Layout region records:
↓

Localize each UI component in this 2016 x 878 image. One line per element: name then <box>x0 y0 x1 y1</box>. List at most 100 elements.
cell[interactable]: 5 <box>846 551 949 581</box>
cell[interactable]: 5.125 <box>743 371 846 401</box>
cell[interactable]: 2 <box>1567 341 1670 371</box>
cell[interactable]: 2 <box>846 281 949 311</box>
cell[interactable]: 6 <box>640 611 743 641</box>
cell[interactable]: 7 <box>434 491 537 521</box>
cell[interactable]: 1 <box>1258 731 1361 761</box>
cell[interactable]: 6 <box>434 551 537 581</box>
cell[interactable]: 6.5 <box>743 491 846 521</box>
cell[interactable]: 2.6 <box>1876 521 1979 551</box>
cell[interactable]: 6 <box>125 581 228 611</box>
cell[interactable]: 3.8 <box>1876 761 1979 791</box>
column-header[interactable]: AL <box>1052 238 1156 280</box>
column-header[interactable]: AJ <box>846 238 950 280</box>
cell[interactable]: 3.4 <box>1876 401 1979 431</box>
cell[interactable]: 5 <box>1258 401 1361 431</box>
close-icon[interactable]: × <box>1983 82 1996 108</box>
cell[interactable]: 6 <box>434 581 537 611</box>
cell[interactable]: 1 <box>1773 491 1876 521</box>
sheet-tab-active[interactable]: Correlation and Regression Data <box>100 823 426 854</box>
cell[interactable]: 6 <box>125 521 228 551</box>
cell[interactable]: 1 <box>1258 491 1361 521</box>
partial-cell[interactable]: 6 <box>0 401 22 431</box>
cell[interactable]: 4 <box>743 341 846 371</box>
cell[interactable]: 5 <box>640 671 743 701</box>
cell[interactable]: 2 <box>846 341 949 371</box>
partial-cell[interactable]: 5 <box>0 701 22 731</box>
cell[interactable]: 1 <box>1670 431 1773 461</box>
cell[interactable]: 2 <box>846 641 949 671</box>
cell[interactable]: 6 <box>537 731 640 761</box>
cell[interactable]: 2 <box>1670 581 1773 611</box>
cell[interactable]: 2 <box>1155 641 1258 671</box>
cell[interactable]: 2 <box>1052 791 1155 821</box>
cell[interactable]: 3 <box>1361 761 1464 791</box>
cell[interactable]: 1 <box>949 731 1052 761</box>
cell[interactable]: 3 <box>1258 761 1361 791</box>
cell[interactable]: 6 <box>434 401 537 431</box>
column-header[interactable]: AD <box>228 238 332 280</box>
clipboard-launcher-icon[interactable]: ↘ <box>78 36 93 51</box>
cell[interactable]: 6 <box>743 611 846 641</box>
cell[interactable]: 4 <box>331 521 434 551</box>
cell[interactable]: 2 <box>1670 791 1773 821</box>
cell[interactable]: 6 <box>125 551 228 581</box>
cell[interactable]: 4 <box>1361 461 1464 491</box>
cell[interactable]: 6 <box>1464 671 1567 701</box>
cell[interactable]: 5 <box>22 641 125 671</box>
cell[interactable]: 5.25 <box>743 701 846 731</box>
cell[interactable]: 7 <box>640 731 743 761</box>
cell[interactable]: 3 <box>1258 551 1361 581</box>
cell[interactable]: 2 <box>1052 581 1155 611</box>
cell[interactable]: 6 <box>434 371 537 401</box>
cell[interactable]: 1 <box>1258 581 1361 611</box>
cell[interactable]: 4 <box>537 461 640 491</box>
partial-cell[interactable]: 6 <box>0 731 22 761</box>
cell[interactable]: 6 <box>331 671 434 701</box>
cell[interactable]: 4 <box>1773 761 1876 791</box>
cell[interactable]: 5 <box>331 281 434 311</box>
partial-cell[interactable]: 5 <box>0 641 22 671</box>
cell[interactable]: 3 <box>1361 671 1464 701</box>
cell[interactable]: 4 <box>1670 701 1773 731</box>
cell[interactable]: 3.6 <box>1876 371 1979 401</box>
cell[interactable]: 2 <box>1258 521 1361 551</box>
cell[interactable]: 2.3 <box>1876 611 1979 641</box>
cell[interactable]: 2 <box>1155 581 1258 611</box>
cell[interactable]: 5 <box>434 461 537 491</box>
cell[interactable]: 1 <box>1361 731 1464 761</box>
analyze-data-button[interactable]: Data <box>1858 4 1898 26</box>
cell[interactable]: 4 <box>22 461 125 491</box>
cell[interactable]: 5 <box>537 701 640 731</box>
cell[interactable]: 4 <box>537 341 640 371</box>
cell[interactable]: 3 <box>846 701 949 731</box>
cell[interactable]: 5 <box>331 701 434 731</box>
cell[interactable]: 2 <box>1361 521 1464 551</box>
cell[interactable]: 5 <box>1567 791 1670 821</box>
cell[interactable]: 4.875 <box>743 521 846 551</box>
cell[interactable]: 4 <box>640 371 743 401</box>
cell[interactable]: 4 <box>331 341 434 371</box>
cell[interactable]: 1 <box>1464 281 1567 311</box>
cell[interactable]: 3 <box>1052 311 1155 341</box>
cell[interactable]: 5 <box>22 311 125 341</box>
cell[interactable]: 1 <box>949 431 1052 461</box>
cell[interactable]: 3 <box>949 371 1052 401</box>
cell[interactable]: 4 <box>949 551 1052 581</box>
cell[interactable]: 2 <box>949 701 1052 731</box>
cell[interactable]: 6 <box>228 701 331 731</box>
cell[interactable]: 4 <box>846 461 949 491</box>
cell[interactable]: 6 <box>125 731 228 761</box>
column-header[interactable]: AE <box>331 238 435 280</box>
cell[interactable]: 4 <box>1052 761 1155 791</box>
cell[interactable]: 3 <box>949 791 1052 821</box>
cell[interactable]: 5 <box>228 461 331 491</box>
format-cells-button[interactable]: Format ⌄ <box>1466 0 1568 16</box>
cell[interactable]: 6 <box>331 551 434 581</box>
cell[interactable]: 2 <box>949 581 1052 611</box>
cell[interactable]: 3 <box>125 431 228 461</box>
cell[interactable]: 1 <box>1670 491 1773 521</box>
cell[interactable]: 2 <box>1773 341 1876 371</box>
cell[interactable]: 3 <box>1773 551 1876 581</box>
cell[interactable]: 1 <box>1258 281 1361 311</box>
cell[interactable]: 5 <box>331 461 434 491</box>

↑

## TASK DESCRIPTION:
Rewrite all the layout region records, switching every "interactable" to "clickable" and leaving everything else unchanged.

## IN RESPONSE:
Localize each UI component in this 2016 x 878 image. One line per element: name then <box>x0 y0 x1 y1</box>. List at most 100 elements.
cell[clickable]: 5 <box>846 551 949 581</box>
cell[clickable]: 5.125 <box>743 371 846 401</box>
cell[clickable]: 2 <box>1567 341 1670 371</box>
cell[clickable]: 2 <box>846 281 949 311</box>
cell[clickable]: 6 <box>640 611 743 641</box>
cell[clickable]: 7 <box>434 491 537 521</box>
cell[clickable]: 1 <box>1258 731 1361 761</box>
cell[clickable]: 6 <box>434 551 537 581</box>
cell[clickable]: 6.5 <box>743 491 846 521</box>
cell[clickable]: 2.6 <box>1876 521 1979 551</box>
cell[clickable]: 6 <box>125 581 228 611</box>
cell[clickable]: 3.8 <box>1876 761 1979 791</box>
column-header[clickable]: AL <box>1052 238 1156 280</box>
column-header[clickable]: AJ <box>846 238 950 280</box>
cell[clickable]: 3.4 <box>1876 401 1979 431</box>
cell[clickable]: 5 <box>1258 401 1361 431</box>
close-icon[clickable]: × <box>1983 82 1996 108</box>
cell[clickable]: 6 <box>434 581 537 611</box>
cell[clickable]: 1 <box>1773 491 1876 521</box>
sheet-tab-active[clickable]: Correlation and Regression Data <box>100 823 426 854</box>
cell[clickable]: 6 <box>125 521 228 551</box>
cell[clickable]: 1 <box>1258 491 1361 521</box>
partial-cell[clickable]: 6 <box>0 401 22 431</box>
cell[clickable]: 4 <box>743 341 846 371</box>
cell[clickable]: 5 <box>640 671 743 701</box>
cell[clickable]: 2 <box>846 341 949 371</box>
partial-cell[clickable]: 5 <box>0 701 22 731</box>
cell[clickable]: 1 <box>1670 431 1773 461</box>
cell[clickable]: 2 <box>846 641 949 671</box>
cell[clickable]: 6 <box>537 731 640 761</box>
cell[clickable]: 2 <box>1670 581 1773 611</box>
cell[clickable]: 2 <box>1155 641 1258 671</box>
cell[clickable]: 2 <box>1052 791 1155 821</box>
cell[clickable]: 3 <box>1361 761 1464 791</box>
cell[clickable]: 1 <box>949 731 1052 761</box>
cell[clickable]: 3 <box>1258 761 1361 791</box>
cell[clickable]: 6 <box>434 401 537 431</box>
column-header[clickable]: AD <box>228 238 332 280</box>
clipboard-launcher-icon[clickable]: ↘ <box>78 36 93 51</box>
cell[clickable]: 6 <box>743 611 846 641</box>
cell[clickable]: 4 <box>331 521 434 551</box>
cell[clickable]: 2 <box>1670 791 1773 821</box>
cell[clickable]: 6 <box>125 551 228 581</box>
cell[clickable]: 4 <box>1361 461 1464 491</box>
cell[clickable]: 6 <box>1464 671 1567 701</box>
cell[clickable]: 5 <box>22 641 125 671</box>
cell[clickable]: 5.25 <box>743 701 846 731</box>
cell[clickable]: 7 <box>640 731 743 761</box>
cell[clickable]: 3 <box>1258 551 1361 581</box>
cell[clickable]: 2 <box>1052 581 1155 611</box>
cell[clickable]: 6 <box>434 371 537 401</box>
cell[clickable]: 1 <box>1258 581 1361 611</box>
cell[clickable]: 4 <box>537 461 640 491</box>
partial-cell[clickable]: 6 <box>0 731 22 761</box>
cell[clickable]: 6 <box>331 671 434 701</box>
cell[clickable]: 4 <box>1773 761 1876 791</box>
cell[clickable]: 5 <box>331 281 434 311</box>
partial-cell[clickable]: 5 <box>0 641 22 671</box>
cell[clickable]: 3 <box>1361 671 1464 701</box>
cell[clickable]: 4 <box>1670 701 1773 731</box>
cell[clickable]: 3.6 <box>1876 371 1979 401</box>
cell[clickable]: 2 <box>1258 521 1361 551</box>
cell[clickable]: 2.3 <box>1876 611 1979 641</box>
cell[clickable]: 2 <box>1155 581 1258 611</box>
cell[clickable]: 5 <box>434 461 537 491</box>
cell[clickable]: 1 <box>1361 731 1464 761</box>
analyze-data-button[clickable]: Data <box>1858 4 1898 26</box>
cell[clickable]: 4 <box>22 461 125 491</box>
cell[clickable]: 5 <box>537 701 640 731</box>
cell[clickable]: 4 <box>537 341 640 371</box>
cell[clickable]: 3 <box>846 701 949 731</box>
cell[clickable]: 5 <box>331 701 434 731</box>
cell[clickable]: 2 <box>1361 521 1464 551</box>
cell[clickable]: 5 <box>1567 791 1670 821</box>
cell[clickable]: 4.875 <box>743 521 846 551</box>
cell[clickable]: 4 <box>640 371 743 401</box>
cell[clickable]: 4 <box>331 341 434 371</box>
cell[clickable]: 1 <box>1464 281 1567 311</box>
cell[clickable]: 3 <box>1052 311 1155 341</box>
cell[clickable]: 5 <box>22 311 125 341</box>
cell[clickable]: 1 <box>949 431 1052 461</box>
cell[clickable]: 3 <box>949 371 1052 401</box>
cell[clickable]: 4 <box>949 551 1052 581</box>
cell[clickable]: 2 <box>949 701 1052 731</box>
cell[clickable]: 6 <box>228 701 331 731</box>
cell[clickable]: 4 <box>846 461 949 491</box>
cell[clickable]: 6 <box>125 731 228 761</box>
column-header[clickable]: AE <box>331 238 435 280</box>
cell[clickable]: 4 <box>1052 761 1155 791</box>
cell[clickable]: 3 <box>949 791 1052 821</box>
cell[clickable]: 5 <box>228 461 331 491</box>
format-cells-button[clickable]: Format ⌄ <box>1466 0 1568 16</box>
cell[clickable]: 6 <box>331 551 434 581</box>
cell[clickable]: 2 <box>949 581 1052 611</box>
cell[clickable]: 3 <box>125 431 228 461</box>
cell[clickable]: 1 <box>1670 491 1773 521</box>
cell[clickable]: 2 <box>1773 341 1876 371</box>
cell[clickable]: 3 <box>1773 551 1876 581</box>
cell[clickable]: 1 <box>1258 281 1361 311</box>
cell[clickable]: 5 <box>331 461 434 491</box>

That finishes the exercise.